** BEGIN **
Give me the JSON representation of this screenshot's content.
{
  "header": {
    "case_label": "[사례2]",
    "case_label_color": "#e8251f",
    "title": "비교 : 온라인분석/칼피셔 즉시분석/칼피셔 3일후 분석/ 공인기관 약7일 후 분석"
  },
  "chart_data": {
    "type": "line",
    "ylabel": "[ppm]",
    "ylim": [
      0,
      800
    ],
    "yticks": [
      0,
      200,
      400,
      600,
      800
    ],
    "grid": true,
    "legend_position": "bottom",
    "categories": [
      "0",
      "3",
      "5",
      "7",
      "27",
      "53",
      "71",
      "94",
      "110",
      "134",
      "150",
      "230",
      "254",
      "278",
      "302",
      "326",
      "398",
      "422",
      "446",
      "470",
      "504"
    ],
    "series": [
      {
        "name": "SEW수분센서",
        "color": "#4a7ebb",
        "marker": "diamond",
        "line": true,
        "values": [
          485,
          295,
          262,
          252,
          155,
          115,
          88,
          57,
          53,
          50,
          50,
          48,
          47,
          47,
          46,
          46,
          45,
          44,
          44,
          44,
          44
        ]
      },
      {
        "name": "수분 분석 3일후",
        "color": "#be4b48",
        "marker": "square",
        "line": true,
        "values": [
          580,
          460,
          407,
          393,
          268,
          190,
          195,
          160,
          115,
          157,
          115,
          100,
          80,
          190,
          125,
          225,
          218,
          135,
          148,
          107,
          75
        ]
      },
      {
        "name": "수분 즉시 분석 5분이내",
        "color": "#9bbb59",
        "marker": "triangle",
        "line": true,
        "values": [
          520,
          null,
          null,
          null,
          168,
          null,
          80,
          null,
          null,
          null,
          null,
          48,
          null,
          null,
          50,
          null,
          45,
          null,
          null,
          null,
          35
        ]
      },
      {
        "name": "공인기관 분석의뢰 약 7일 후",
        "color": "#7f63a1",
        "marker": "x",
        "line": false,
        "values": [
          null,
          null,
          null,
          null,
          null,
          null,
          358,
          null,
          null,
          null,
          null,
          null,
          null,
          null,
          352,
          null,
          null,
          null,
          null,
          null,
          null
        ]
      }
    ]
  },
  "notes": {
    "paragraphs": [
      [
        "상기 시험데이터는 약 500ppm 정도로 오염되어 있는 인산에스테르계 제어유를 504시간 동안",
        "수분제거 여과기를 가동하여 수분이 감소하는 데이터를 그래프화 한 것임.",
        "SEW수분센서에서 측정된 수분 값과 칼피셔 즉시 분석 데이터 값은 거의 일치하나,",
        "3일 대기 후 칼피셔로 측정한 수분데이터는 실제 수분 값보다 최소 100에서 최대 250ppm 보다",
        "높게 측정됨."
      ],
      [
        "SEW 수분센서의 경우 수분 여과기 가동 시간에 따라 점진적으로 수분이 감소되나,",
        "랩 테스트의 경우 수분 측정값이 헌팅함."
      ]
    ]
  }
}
** END **
* **EXERCISE INSTRUCTIONS**: Reproduce the material in full, with no word added or dropped.

* **SOLUTION TO THIS TASK**:
Give me the JSON representation of this screenshot's content.
{
  "header": {
    "case_label": "[사례2]",
    "case_label_color": "#e8251f",
    "title": "비교 : 온라인분석/칼피셔 즉시분석/칼피셔 3일후 분석/ 공인기관 약7일 후 분석"
  },
  "chart_data": {
    "type": "line",
    "ylabel": "[ppm]",
    "ylim": [
      0,
      800
    ],
    "yticks": [
      0,
      200,
      400,
      600,
      800
    ],
    "grid": true,
    "legend_position": "bottom",
    "categories": [
      "0",
      "3",
      "5",
      "7",
      "27",
      "53",
      "71",
      "94",
      "110",
      "134",
      "150",
      "230",
      "254",
      "278",
      "302",
      "326",
      "398",
      "422",
      "446",
      "470",
      "504"
    ],
    "series": [
      {
        "name": "SEW수분센서",
        "color": "#4a7ebb",
        "marker": "diamond",
        "line": true,
        "values": [
          485,
          295,
          262,
          252,
          155,
          115,
          88,
          57,
          53,
          50,
          50,
          48,
          47,
          47,
          46,
          46,
          45,
          44,
          44,
          44,
          44
        ]
      },
      {
        "name": "수분 분석 3일후",
        "color": "#be4b48",
        "marker": "square",
        "line": true,
        "values": [
          580,
          460,
          407,
          393,
          268,
          190,
          195,
          160,
          115,
          157,
          115,
          100,
          80,
          190,
          125,
          225,
          218,
          135,
          148,
          107,
          75
        ]
      },
      {
        "name": "수분 즉시 분석 5분이내",
        "color": "#9bbb59",
        "marker": "triangle",
        "line": true,
        "values": [
          520,
          null,
          null,
          null,
          168,
          null,
          80,
          null,
          null,
          null,
          null,
          48,
          null,
          null,
          50,
          null,
          45,
          null,
          null,
          null,
          35
        ]
      },
      {
        "name": "공인기관 분석의뢰 약 7일 후",
        "color": "#7f63a1",
        "marker": "x",
        "line": false,
        "values": [
          null,
          null,
          null,
          null,
          null,
          null,
          358,
          null,
          null,
          null,
          null,
          null,
          null,
          null,
          352,
          null,
          null,
          null,
          null,
          null,
          null
        ]
      }
    ]
  },
  "notes": {
    "paragraphs": [
      [
        "상기 시험데이터는 약 500ppm 정도로 오염되어 있는 인산에스테르계 제어유를 504시간 동안",
        "수분제거 여과기를 가동하여 수분이 감소하는 데이터를 그래프화 한 것임.",
        "SEW수분센서에서 측정된 수분 값과 칼피셔 즉시 분석 데이터 값은 거의 일치하나,",
        "3일 대기 후 칼피셔로 측정한 수분데이터는 실제 수분 값보다 최소 100에서 최대 250ppm 보다",
        "높게 측정됨."
      ],
      [
        "SEW 수분센서의 경우 수분 여과기 가동 시간에 따라 점진적으로 수분이 감소되나,",
        "랩 테스트의 경우 수분 측정값이 헌팅함."
      ]
    ]
  }
}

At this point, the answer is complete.